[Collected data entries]
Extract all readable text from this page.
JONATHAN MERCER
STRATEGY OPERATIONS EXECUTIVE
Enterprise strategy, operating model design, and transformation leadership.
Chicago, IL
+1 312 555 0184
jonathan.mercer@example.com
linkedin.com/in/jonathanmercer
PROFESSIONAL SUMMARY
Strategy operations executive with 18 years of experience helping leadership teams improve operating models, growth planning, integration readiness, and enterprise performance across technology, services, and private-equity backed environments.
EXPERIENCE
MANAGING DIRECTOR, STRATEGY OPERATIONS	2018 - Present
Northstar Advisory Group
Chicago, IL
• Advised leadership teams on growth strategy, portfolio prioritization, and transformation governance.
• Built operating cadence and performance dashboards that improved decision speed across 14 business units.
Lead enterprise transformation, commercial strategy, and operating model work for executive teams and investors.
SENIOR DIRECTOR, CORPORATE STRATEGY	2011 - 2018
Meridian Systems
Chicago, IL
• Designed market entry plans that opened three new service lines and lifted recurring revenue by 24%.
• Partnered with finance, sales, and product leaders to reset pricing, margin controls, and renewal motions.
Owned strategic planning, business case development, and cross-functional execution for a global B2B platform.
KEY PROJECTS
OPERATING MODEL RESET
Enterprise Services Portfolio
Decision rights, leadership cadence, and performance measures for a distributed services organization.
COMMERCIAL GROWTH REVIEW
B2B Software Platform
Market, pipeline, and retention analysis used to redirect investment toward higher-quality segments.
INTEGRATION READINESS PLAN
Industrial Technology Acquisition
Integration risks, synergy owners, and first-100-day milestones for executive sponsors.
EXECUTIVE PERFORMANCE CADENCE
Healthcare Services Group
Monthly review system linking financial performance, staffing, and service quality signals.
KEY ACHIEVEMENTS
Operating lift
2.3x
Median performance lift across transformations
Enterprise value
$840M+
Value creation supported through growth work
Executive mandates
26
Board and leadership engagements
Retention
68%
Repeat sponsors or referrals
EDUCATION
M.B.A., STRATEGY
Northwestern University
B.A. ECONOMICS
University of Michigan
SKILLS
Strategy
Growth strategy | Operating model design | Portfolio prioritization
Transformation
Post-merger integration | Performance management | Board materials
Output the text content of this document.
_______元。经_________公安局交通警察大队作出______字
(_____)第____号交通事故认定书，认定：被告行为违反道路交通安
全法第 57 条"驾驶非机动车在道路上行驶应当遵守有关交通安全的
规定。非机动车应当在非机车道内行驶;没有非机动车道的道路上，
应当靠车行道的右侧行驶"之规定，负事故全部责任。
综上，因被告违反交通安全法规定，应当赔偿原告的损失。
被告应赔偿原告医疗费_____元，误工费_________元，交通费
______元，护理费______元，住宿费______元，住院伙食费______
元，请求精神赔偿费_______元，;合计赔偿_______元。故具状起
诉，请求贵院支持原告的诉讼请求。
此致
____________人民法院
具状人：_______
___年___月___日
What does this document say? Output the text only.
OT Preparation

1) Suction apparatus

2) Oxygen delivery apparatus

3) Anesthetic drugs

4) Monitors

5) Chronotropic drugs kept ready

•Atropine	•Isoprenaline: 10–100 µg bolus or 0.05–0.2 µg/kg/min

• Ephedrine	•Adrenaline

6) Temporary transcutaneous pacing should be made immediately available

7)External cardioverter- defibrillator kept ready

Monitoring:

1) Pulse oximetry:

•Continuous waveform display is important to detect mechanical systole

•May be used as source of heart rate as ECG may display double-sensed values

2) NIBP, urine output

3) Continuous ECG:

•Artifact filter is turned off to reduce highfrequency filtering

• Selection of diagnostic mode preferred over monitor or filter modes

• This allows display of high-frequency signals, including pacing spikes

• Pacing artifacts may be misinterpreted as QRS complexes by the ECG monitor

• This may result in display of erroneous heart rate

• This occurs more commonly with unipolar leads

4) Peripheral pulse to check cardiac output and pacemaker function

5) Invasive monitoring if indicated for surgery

▸ DIRECTION: In the records above, locate the line that contains "What does this". Repeat it and every line after it, exactly, and nothing else.

▸ RESPONSE TO THE TASK:
What does this document say? Output the text only.
OT Preparation

1) Suction apparatus

2) Oxygen delivery apparatus

3) Anesthetic drugs

4) Monitors

5) Chronotropic drugs kept ready

•Atropine	•Isoprenaline: 10–100 µg bolus or 0.05–0.2 µg/kg/min

• Ephedrine	•Adrenaline

6) Temporary transcutaneous pacing should be made immediately available

7)External cardioverter- defibrillator kept ready

Monitoring:

1) Pulse oximetry:

•Continuous waveform display is important to detect mechanical systole

•May be used as source of heart rate as ECG may display double-sensed values

2) NIBP, urine output

3) Continuous ECG:

•Artifact filter is turned off to reduce highfrequency filtering

• Selection of diagnostic mode preferred over monitor or filter modes

• This allows display of high-frequency signals, including pacing spikes

• Pacing artifacts may be misinterpreted as QRS complexes by the ECG monitor

• This may result in display of erroneous heart rate

• This occurs more commonly with unipolar leads

4) Peripheral pulse to check cardiac output and pacemaker function

5) Invasive monitoring if indicated for surgery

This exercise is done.